DIRECTIVE: Reproduce the full listing that appears beneath this instruction exactly.

EXERCISE MATERIALS:
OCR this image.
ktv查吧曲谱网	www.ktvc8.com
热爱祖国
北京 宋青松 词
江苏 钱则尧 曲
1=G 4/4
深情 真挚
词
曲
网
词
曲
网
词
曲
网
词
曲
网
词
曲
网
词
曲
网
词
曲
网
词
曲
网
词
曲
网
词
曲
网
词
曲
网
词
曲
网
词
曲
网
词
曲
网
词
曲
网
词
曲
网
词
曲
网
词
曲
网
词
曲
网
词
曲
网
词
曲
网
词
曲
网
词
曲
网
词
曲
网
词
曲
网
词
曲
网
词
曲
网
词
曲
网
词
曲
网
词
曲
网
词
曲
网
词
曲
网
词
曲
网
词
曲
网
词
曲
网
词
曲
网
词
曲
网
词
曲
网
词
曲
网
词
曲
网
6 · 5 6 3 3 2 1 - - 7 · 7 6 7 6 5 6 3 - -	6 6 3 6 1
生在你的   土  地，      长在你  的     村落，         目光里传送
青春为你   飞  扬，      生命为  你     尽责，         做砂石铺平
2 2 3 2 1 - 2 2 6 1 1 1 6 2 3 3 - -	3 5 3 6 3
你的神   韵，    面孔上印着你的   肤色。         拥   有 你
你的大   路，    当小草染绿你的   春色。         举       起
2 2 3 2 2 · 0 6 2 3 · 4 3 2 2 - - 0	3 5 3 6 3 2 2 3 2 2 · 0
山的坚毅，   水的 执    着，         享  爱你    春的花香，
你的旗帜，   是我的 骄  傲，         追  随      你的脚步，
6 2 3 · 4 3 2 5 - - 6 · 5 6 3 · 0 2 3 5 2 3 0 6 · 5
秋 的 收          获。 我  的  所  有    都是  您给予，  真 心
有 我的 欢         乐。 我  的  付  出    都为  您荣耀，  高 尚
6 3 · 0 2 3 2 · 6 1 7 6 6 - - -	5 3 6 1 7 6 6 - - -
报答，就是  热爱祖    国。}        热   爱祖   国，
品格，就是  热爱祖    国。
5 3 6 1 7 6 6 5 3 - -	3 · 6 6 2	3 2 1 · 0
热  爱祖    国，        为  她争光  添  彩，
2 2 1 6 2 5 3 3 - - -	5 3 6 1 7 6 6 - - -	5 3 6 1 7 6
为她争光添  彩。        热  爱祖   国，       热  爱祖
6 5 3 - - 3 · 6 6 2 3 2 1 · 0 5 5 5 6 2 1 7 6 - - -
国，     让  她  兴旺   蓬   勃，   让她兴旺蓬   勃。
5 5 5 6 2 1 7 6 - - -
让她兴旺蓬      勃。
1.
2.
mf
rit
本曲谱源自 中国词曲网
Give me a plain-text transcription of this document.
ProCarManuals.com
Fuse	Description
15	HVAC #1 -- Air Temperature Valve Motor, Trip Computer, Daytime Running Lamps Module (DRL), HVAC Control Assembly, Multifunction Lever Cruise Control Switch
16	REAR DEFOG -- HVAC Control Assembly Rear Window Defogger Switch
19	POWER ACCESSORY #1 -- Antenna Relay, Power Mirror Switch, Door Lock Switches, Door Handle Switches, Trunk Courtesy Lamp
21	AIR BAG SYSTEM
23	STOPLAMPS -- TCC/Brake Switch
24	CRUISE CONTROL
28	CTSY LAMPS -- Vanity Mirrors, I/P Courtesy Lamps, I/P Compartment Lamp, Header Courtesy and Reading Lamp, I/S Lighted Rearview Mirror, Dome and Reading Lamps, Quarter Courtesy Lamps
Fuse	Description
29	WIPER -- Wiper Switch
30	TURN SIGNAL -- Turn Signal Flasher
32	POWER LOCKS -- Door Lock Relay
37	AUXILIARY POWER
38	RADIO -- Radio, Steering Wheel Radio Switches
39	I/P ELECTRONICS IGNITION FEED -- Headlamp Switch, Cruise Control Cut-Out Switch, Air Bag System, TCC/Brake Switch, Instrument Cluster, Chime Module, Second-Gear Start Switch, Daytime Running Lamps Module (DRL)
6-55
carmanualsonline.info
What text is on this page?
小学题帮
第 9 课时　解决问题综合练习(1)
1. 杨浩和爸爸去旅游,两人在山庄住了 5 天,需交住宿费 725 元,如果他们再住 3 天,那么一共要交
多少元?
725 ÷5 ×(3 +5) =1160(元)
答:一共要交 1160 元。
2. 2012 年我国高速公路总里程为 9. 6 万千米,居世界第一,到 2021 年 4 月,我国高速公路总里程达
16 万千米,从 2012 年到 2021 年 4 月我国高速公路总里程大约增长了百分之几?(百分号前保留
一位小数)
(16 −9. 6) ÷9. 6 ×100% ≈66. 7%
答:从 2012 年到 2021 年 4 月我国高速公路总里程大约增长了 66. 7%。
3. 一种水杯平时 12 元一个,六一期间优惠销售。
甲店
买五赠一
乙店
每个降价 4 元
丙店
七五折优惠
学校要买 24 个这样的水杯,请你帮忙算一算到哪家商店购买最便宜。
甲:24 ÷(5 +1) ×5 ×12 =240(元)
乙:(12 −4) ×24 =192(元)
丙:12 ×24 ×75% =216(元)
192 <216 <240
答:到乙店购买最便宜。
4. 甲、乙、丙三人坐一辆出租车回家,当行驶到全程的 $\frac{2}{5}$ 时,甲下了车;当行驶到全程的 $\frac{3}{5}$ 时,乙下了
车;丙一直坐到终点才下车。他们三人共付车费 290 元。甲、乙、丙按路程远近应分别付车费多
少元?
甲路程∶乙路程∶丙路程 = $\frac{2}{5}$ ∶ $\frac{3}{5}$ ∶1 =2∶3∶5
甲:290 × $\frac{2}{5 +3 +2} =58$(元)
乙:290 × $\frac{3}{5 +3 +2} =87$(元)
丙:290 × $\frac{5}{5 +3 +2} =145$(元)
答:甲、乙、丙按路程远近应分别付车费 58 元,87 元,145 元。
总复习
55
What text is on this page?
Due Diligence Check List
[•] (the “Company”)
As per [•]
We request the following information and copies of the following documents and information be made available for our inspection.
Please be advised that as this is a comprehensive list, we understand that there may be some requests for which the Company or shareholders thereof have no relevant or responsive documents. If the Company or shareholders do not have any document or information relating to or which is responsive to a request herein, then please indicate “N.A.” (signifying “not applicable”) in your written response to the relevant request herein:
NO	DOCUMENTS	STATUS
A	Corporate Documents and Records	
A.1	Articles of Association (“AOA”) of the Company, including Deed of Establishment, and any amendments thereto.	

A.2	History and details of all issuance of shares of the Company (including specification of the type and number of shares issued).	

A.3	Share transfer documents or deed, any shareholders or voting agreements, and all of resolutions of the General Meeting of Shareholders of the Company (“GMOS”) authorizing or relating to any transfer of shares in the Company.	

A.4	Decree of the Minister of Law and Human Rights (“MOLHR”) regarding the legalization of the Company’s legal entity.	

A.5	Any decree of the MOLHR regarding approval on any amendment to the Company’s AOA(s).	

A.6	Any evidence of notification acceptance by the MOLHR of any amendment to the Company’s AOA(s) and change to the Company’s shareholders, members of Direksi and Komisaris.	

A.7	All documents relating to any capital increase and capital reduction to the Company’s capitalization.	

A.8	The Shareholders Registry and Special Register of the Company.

RESPONSE TO THIS TASK:
OCR this image.
ktv查吧曲谱网	www.ktvc8.com
热爱祖国
北京 宋青松 词
江苏 钱则尧 曲
1=G 4/4
深情 真挚
词
曲
网
词
曲
网
词
曲
网
词
曲
网
词
曲
网
词
曲
网
词
曲
网
词
曲
网
词
曲
网
词
曲
网
词
曲
网
词
曲
网
词
曲
网
词
曲
网
词
曲
网
词
曲
网
词
曲
网
词
曲
网
词
曲
网
词
曲
网
词
曲
网
词
曲
网
词
曲
网
词
曲
网
词
曲
网
词
曲
网
词
曲
网
词
曲
网
词
曲
网
词
曲
网
词
曲
网
词
曲
网
词
曲
网
词
曲
网
词
曲
网
词
曲
网
词
曲
网
词
曲
网
词
曲
网
词
曲
网
6 · 5 6 3 3 2 1 - - 7 · 7 6 7 6 5 6 3 - -	6 6 3 6 1
生在你的   土  地，      长在你  的     村落，         目光里传送
青春为你   飞  扬，      生命为  你     尽责，         做砂石铺平
2 2 3 2 1 - 2 2 6 1 1 1 6 2 3 3 - -	3 5 3 6 3
你的神   韵，    面孔上印着你的   肤色。         拥   有 你
你的大   路，    当小草染绿你的   春色。         举       起
2 2 3 2 2 · 0 6 2 3 · 4 3 2 2 - - 0	3 5 3 6 3 2 2 3 2 2 · 0
山的坚毅，   水的 执    着，         享  爱你    春的花香，
你的旗帜，   是我的 骄  傲，         追  随      你的脚步，
6 2 3 · 4 3 2 5 - - 6 · 5 6 3 · 0 2 3 5 2 3 0 6 · 5
秋 的 收          获。 我  的  所  有    都是  您给予，  真 心
有 我的 欢         乐。 我  的  付  出    都为  您荣耀，  高 尚
6 3 · 0 2 3 2 · 6 1 7 6 6 - - -	5 3 6 1 7 6 6 - - -
报答，就是  热爱祖    国。}        热   爱祖   国，
品格，就是  热爱祖    国。
5 3 6 1 7 6 6 5 3 - -	3 · 6 6 2	3 2 1 · 0
热  爱祖    国，        为  她争光  添  彩，
2 2 1 6 2 5 3 3 - - -	5 3 6 1 7 6 6 - - -	5 3 6 1 7 6
为她争光添  彩。        热  爱祖   国，       热  爱祖
6 5 3 - - 3 · 6 6 2 3 2 1 · 0 5 5 5 6 2 1 7 6 - - -
国，     让  她  兴旺   蓬   勃，   让她兴旺蓬   勃。
5 5 5 6 2 1 7 6 - - -
让她兴旺蓬      勃。
1.
2.
mf
rit
本曲谱源自 中国词曲网
Give me a plain-text transcription of this document.
ProCarManuals.com
Fuse	Description
15	HVAC #1 -- Air Temperature Valve Motor, Trip Computer, Daytime Running Lamps Module (DRL), HVAC Control Assembly, Multifunction Lever Cruise Control Switch
16	REAR DEFOG -- HVAC Control Assembly Rear Window Defogger Switch
19	POWER ACCESSORY #1 -- Antenna Relay, Power Mirror Switch, Door Lock Switches, Door Handle Switches, Trunk Courtesy Lamp
21	AIR BAG SYSTEM
23	STOPLAMPS -- TCC/Brake Switch
24	CRUISE CONTROL
28	CTSY LAMPS -- Vanity Mirrors, I/P Courtesy Lamps, I/P Compartment Lamp, Header Courtesy and Reading Lamp, I/S Lighted Rearview Mirror, Dome and Reading Lamps, Quarter Courtesy Lamps
Fuse	Description
29	WIPER -- Wiper Switch
30	TURN SIGNAL -- Turn Signal Flasher
32	POWER LOCKS -- Door Lock Relay
37	AUXILIARY POWER
38	RADIO -- Radio, Steering Wheel Radio Switches
39	I/P ELECTRONICS IGNITION FEED -- Headlamp Switch, Cruise Control Cut-Out Switch, Air Bag System, TCC/Brake Switch, Instrument Cluster, Chime Module, Second-Gear Start Switch, Daytime Running Lamps Module (DRL)
6-55
carmanualsonline.info
What text is on this page?
小学题帮
第 9 课时　解决问题综合练习(1)
1. 杨浩和爸爸去旅游,两人在山庄住了 5 天,需交住宿费 725 元,如果他们再住 3 天,那么一共要交
多少元?
725 ÷5 ×(3 +5) =1160(元)
答:一共要交 1160 元。
2. 2012 年我国高速公路总里程为 9. 6 万千米,居世界第一,到 2021 年 4 月,我国高速公路总里程达
16 万千米,从 2012 年到 2021 年 4 月我国高速公路总里程大约增长了百分之几?(百分号前保留
一位小数)
(16 −9. 6) ÷9. 6 ×100% ≈66. 7%
答:从 2012 年到 2021 年 4 月我国高速公路总里程大约增长了 66. 7%。
3. 一种水杯平时 12 元一个,六一期间优惠销售。
甲店
买五赠一
乙店
每个降价 4 元
丙店
七五折优惠
学校要买 24 个这样的水杯,请你帮忙算一算到哪家商店购买最便宜。
甲:24 ÷(5 +1) ×5 ×12 =240(元)
乙:(12 −4) ×24 =192(元)
丙:12 ×24 ×75% =216(元)
192 <216 <240
答:到乙店购买最便宜。
4. 甲、乙、丙三人坐一辆出租车回家,当行驶到全程的 $\frac{2}{5}$ 时,甲下了车;当行驶到全程的 $\frac{3}{5}$ 时,乙下了
车;丙一直坐到终点才下车。他们三人共付车费 290 元。甲、乙、丙按路程远近应分别付车费多
少元?
甲路程∶乙路程∶丙路程 = $\frac{2}{5}$ ∶ $\frac{3}{5}$ ∶1 =2∶3∶5
甲:290 × $\frac{2}{5 +3 +2} =58$(元)
乙:290 × $\frac{3}{5 +3 +2} =87$(元)
丙:290 × $\frac{5}{5 +3 +2} =145$(元)
答:甲、乙、丙按路程远近应分别付车费 58 元,87 元,145 元。
总复习
55
What text is on this page?
Due Diligence Check List
[•] (the “Company”)
As per [•]
We request the following information and copies of the following documents and information be made available for our inspection.
Please be advised that as this is a comprehensive list, we understand that there may be some requests for which the Company or shareholders thereof have no relevant or responsive documents. If the Company or shareholders do not have any document or information relating to or which is responsive to a request herein, then please indicate “N.A.” (signifying “not applicable”) in your written response to the relevant request herein:
NO	DOCUMENTS	STATUS
A	Corporate Documents and Records	
A.1	Articles of Association (“AOA”) of the Company, including Deed of Establishment, and any amendments thereto.	

A.2	History and details of all issuance of shares of the Company (including specification of the type and number of shares issued).	

A.3	Share transfer documents or deed, any shareholders or voting agreements, and all of resolutions of the General Meeting of Shareholders of the Company (“GMOS”) authorizing or relating to any transfer of shares in the Company.	

A.4	Decree of the Minister of Law and Human Rights (“MOLHR”) regarding the legalization of the Company’s legal entity.	

A.5	Any decree of the MOLHR regarding approval on any amendment to the Company’s AOA(s).	

A.6	Any evidence of notification acceptance by the MOLHR of any amendment to the Company’s AOA(s) and change to the Company’s shareholders, members of Direksi and Komisaris.	

A.7	All documents relating to any capital increase and capital reduction to the Company’s capitalization.	

A.8	The Shareholders Registry and Special Register of the Company.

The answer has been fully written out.